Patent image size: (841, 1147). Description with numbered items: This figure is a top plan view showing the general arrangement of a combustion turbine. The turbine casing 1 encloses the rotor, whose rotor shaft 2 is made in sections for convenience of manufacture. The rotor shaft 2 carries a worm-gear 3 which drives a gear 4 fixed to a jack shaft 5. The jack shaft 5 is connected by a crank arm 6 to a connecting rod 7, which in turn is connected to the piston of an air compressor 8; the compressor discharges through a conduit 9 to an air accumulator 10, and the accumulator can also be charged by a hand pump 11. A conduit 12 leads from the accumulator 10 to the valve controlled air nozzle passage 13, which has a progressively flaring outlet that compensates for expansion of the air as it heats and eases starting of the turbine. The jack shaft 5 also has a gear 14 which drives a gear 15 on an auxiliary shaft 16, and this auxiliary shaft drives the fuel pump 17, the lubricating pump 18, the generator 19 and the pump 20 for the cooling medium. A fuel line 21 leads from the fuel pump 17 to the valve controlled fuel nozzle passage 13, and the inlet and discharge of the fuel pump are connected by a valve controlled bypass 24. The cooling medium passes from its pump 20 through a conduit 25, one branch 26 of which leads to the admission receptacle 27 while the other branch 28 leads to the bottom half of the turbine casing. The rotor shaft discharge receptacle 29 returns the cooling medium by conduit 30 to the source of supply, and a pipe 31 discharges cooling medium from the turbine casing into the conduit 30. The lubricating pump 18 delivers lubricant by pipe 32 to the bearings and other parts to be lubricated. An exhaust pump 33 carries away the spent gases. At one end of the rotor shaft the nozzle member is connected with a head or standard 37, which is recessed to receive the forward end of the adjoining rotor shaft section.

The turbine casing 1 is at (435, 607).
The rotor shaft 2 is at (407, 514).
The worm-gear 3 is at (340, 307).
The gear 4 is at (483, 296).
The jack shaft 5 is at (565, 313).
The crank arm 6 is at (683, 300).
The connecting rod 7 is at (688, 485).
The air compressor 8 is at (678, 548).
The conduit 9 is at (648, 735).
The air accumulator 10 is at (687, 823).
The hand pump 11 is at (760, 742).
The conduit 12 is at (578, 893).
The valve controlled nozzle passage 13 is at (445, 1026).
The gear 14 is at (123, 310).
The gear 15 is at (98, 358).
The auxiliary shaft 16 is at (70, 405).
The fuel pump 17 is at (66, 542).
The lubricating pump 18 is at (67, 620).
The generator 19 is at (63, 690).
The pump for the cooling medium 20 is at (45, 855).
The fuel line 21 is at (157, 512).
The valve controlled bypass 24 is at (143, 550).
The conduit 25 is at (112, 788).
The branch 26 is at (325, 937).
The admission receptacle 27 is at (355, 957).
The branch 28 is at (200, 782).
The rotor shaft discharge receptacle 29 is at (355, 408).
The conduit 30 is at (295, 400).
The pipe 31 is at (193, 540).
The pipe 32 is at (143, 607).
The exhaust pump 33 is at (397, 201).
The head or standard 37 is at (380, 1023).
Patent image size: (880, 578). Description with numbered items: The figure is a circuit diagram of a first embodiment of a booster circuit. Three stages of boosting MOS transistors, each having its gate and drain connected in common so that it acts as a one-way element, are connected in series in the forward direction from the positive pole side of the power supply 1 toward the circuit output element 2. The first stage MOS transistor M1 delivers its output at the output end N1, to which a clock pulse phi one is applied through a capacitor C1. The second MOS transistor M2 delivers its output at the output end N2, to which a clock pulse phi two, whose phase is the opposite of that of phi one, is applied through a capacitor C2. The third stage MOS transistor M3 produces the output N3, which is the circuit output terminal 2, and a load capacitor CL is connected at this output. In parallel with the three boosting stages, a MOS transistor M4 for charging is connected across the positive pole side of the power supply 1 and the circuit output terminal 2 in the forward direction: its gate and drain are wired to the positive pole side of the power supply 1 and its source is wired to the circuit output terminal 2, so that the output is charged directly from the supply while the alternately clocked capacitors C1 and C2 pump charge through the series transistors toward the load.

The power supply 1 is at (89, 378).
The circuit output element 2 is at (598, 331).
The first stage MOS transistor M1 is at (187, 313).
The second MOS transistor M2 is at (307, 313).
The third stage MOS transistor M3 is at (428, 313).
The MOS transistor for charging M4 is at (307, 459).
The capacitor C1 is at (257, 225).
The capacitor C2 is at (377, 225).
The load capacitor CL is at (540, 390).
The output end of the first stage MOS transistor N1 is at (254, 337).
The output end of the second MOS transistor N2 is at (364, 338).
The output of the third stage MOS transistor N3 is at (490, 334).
- - - - -
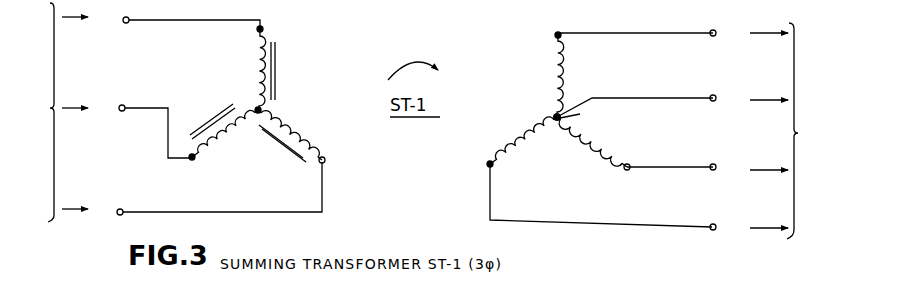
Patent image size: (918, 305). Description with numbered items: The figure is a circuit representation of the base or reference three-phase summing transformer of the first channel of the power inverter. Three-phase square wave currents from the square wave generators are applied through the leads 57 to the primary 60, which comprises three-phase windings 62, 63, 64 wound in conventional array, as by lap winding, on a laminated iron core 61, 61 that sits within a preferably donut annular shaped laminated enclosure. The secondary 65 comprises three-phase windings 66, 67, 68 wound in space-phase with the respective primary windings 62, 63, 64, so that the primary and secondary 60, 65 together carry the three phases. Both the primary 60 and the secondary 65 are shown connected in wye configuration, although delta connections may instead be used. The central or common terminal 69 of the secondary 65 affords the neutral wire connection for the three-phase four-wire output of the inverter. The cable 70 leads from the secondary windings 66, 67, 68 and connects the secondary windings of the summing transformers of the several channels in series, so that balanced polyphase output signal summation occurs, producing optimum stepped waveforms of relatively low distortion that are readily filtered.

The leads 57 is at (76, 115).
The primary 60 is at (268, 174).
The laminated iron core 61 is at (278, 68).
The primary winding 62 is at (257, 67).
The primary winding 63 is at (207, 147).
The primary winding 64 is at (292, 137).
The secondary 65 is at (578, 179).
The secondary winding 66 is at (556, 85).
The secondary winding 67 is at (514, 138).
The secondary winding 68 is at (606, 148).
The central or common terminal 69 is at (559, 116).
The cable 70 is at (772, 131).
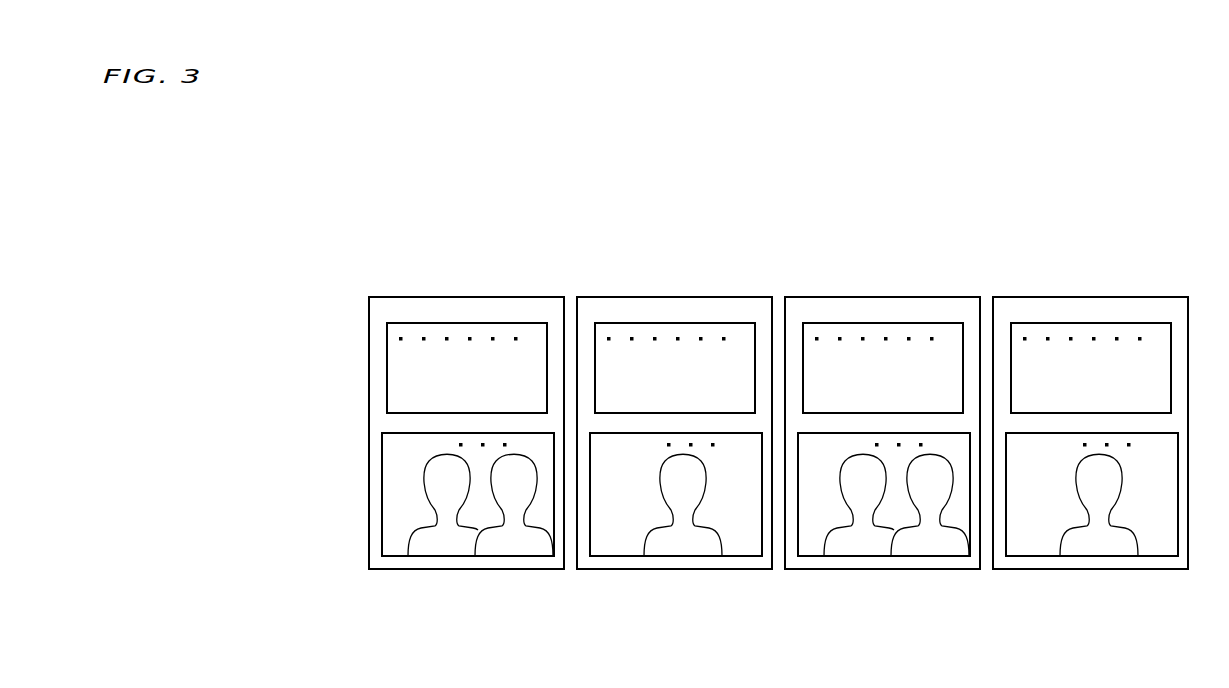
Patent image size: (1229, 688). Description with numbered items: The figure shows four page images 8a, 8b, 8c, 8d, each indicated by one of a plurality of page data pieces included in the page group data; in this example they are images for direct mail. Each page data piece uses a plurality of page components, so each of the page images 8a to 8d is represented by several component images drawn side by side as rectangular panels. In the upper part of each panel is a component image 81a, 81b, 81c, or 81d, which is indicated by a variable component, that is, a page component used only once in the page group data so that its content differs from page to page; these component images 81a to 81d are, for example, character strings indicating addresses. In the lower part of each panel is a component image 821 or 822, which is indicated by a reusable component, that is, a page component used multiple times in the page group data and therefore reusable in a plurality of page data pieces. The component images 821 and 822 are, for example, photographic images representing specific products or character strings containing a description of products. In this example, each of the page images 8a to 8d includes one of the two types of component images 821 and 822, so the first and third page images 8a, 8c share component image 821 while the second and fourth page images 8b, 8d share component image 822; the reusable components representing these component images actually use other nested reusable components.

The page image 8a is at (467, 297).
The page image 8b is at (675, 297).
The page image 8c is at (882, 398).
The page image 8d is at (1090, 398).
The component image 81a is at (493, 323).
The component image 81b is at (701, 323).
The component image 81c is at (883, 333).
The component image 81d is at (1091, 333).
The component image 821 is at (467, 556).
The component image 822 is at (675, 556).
- - - - -
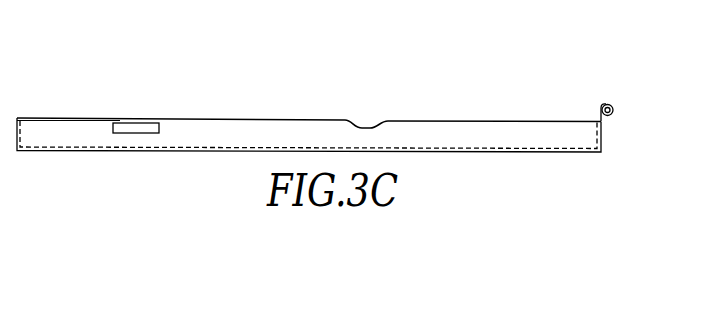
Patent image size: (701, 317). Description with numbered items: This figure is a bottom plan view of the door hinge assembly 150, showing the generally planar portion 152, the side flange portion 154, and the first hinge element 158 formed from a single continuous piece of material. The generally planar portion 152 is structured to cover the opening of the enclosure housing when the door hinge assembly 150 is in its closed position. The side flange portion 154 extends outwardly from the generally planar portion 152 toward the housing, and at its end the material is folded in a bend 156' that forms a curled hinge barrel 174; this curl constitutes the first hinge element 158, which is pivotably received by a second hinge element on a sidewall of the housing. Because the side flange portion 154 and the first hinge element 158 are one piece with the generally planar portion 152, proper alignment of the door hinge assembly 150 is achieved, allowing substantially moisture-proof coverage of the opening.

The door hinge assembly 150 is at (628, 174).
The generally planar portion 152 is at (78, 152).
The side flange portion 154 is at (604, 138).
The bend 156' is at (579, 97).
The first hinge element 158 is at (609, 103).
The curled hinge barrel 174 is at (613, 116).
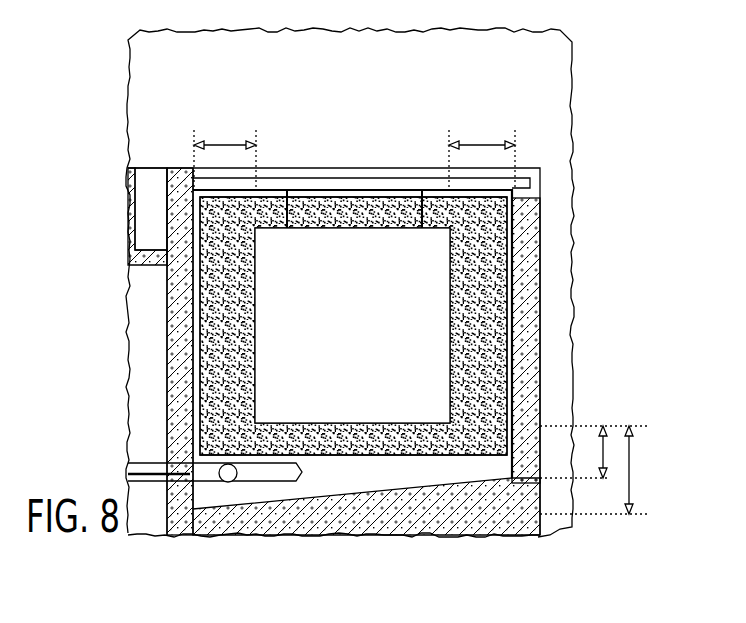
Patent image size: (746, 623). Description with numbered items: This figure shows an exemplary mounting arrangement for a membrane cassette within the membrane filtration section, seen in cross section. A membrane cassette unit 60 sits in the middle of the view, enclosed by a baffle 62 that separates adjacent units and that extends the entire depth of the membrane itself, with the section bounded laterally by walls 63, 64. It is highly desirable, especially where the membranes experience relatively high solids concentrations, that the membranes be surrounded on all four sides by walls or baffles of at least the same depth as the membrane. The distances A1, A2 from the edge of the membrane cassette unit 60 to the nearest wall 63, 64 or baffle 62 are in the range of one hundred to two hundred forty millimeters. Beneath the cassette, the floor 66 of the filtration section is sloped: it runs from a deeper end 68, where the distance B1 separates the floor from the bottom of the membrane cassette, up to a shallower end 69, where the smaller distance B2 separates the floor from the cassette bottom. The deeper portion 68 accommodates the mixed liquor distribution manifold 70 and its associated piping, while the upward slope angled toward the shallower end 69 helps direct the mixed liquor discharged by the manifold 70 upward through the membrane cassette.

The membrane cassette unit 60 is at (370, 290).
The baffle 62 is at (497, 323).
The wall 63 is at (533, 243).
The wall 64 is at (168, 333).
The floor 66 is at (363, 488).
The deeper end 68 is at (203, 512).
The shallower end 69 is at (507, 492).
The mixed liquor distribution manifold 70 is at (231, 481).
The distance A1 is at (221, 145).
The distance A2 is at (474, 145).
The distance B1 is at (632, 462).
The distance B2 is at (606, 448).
- - - - -
Instruções do exercício
Copie de novo as linhas, começando pela que contém "Patent image size: (1229, 688)." e parando depois da que contém "The component image 822 is at (675, 556).", mas troque "page group data" por "page collection data". Não altere mais nada.

Resultado do exercício
Patent image size: (1229, 688). Description with numbered items: The figure shows four page images 8a, 8b, 8c, 8d, each indicated by one of a plurality of page data pieces included in the page collection data; in this example they are images for direct mail. Each page data piece uses a plurality of page components, so each of the page images 8a to 8d is represented by several component images drawn side by side as rectangular panels. In the upper part of each panel is a component image 81a, 81b, 81c, or 81d, which is indicated by a variable component, that is, a page component used only once in the page collection data so that its content differs from page to page; these component images 81a to 81d are, for example, character strings indicating addresses. In the lower part of each panel is a component image 821 or 822, which is indicated by a reusable component, that is, a page component used multiple times in the page collection data and therefore reusable in a plurality of page data pieces. The component images 821 and 822 are, for example, photographic images representing specific products or character strings containing a description of products. In this example, each of the page images 8a to 8d includes one of the two types of component images 821 and 822, so the first and third page images 8a, 8c share component image 821 while the second and fourth page images 8b, 8d share component image 822; the reusable components representing these component images actually use other nested reusable components.

The page image 8a is at (467, 297).
The page image 8b is at (675, 297).
The page image 8c is at (882, 398).
The page image 8d is at (1090, 398).
The component image 81a is at (493, 323).
The component image 81b is at (701, 323).
The component image 81c is at (883, 333).
The component image 81d is at (1091, 333).
The component image 821 is at (467, 556).
The component image 822 is at (675, 556).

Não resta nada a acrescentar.